- What is expected
Restate the data word for word and leave the images out.

[Saved data entries]
+ + + + +

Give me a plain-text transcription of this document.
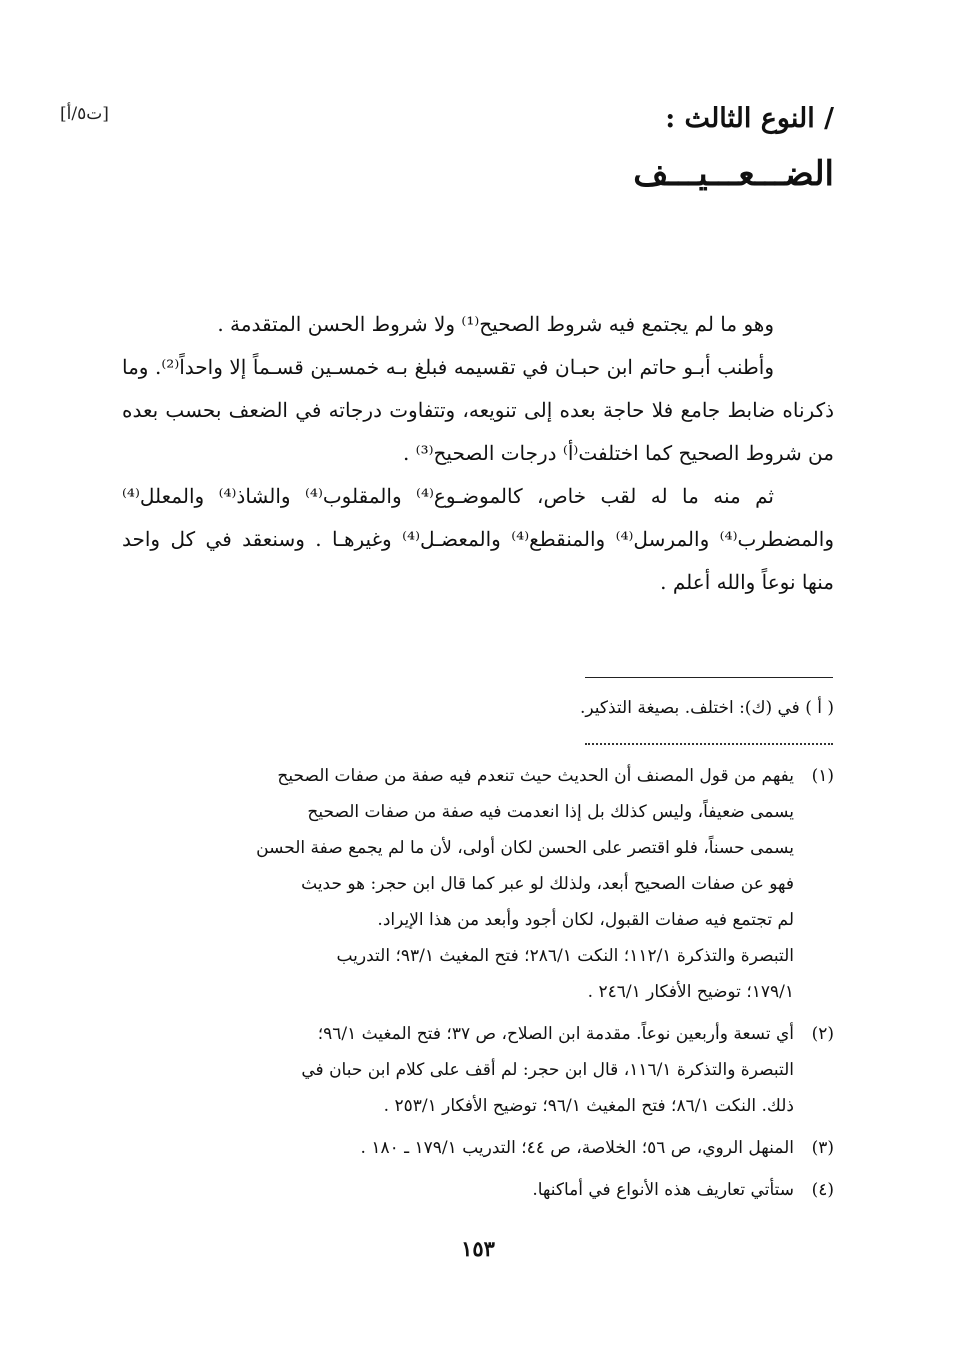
[ت٥/أ]	/ النوع الثالث :
الضـــعـــيـــف

وهو ما لم يجتمع فيه شروط الصحيح⁽¹⁾ ولا شروط الحسن المتقدمة .

وأطنب أبـو حاتم ابن حبـان في تقسيمه فبلغ بـه خمسـين قسـماً إلا واحداً⁽²⁾. وما ذكرناه ضابط جامع فلا حاجة بعده إلى تنويعه، وتتفاوت درجاته في الضعف بحسب بعده من شروط الصحيح كما اختلفت⁽أ⁾ درجات الصحيح⁽³⁾ .

ثم منه ما له لقب خاص، كالموضـوع⁽⁴⁾ والمقلوب⁽⁴⁾ والشاذ⁽⁴⁾ والمعلل⁽⁴⁾ والمضطرب⁽⁴⁾ والمرسل⁽⁴⁾ والمنقطع⁽⁴⁾ والمعضـل⁽⁴⁾ وغيرهـا . وسنعقد في كل واحد منها نوعاً والله أعلم .

( أ ) في (ك): اختلف. بصيغة التذكير.
(١)
يفهم من قول المصنف أن الحديث حيث تنعدم فيه صفة من صفات الصحيح
يسمى ضعيفاً، وليس كذلك بل إذا انعدمت فيه صفة من صفات الصحيح
يسمى حسناً، فلو اقتصر على الحسن لكان أولى، لأن ما لم يجمع صفة الحسن
فهو عن صفات الصحيح أبعد، ولذلك لو عبر كما قال ابن حجر: هو حديث
لم تجتمع فيه صفات القبول، لكان أجود وأبعد من هذا الإيراد.
التبصرة والتذكرة ١١٢/١؛ النكت ٢٨٦/١؛ فتح المغيث ٩٣/١؛ التدريب
١٧٩/١؛ توضيح الأفكار ٢٤٦/١ .
(٢)
أي تسعة وأربعين نوعاً. مقدمة ابن الصلاح، ص ٣٧؛ فتح المغيث ٩٦/١؛
التبصرة والتذكرة ١١٦/١، قال ابن حجر: لم أقف على كلام ابن حبان في
ذلك. النكت ٨٦/١؛ فتح المغيث ٩٦/١؛ توضيح الأفكار ٢٥٣/١ .
(٣)
المنهل الروي، ص ٥٦؛ الخلاصة، ص ٤٤؛ التدريب ١٧٩/١ ـ ١٨٠ .
(٤)
ستأتي تعاريف هذه الأنواع في أماكنها.
١٥٣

+ + + + +

- Response
Give me a plain-text transcription of this document.
[ت٥/أ]	/ النوع الثالث :
الضـــعـــيـــف

وهو ما لم يجتمع فيه شروط الصحيح⁽¹⁾ ولا شروط الحسن المتقدمة .

وأطنب أبـو حاتم ابن حبـان في تقسيمه فبلغ بـه خمسـين قسـماً إلا واحداً⁽²⁾. وما ذكرناه ضابط جامع فلا حاجة بعده إلى تنويعه، وتتفاوت درجاته في الضعف بحسب بعده من شروط الصحيح كما اختلفت⁽أ⁾ درجات الصحيح⁽³⁾ .

ثم منه ما له لقب خاص، كالموضـوع⁽⁴⁾ والمقلوب⁽⁴⁾ والشاذ⁽⁴⁾ والمعلل⁽⁴⁾ والمضطرب⁽⁴⁾ والمرسل⁽⁴⁾ والمنقطع⁽⁴⁾ والمعضـل⁽⁴⁾ وغيرهـا . وسنعقد في كل واحد منها نوعاً والله أعلم .

( أ ) في (ك): اختلف. بصيغة التذكير.
(١)
يفهم من قول المصنف أن الحديث حيث تنعدم فيه صفة من صفات الصحيح
يسمى ضعيفاً، وليس كذلك بل إذا انعدمت فيه صفة من صفات الصحيح
يسمى حسناً، فلو اقتصر على الحسن لكان أولى، لأن ما لم يجمع صفة الحسن
فهو عن صفات الصحيح أبعد، ولذلك لو عبر كما قال ابن حجر: هو حديث
لم تجتمع فيه صفات القبول، لكان أجود وأبعد من هذا الإيراد.
التبصرة والتذكرة ١١٢/١؛ النكت ٢٨٦/١؛ فتح المغيث ٩٣/١؛ التدريب
١٧٩/١؛ توضيح الأفكار ٢٤٦/١ .
(٢)
أي تسعة وأربعين نوعاً. مقدمة ابن الصلاح، ص ٣٧؛ فتح المغيث ٩٦/١؛
التبصرة والتذكرة ١١٦/١، قال ابن حجر: لم أقف على كلام ابن حبان في
ذلك. النكت ٨٦/١؛ فتح المغيث ٩٦/١؛ توضيح الأفكار ٢٥٣/١ .
(٣)
المنهل الروي، ص ٥٦؛ الخلاصة، ص ٤٤؛ التدريب ١٧٩/١ ـ ١٨٠ .
(٤)
ستأتي تعاريف هذه الأنواع في أماكنها.
١٥٣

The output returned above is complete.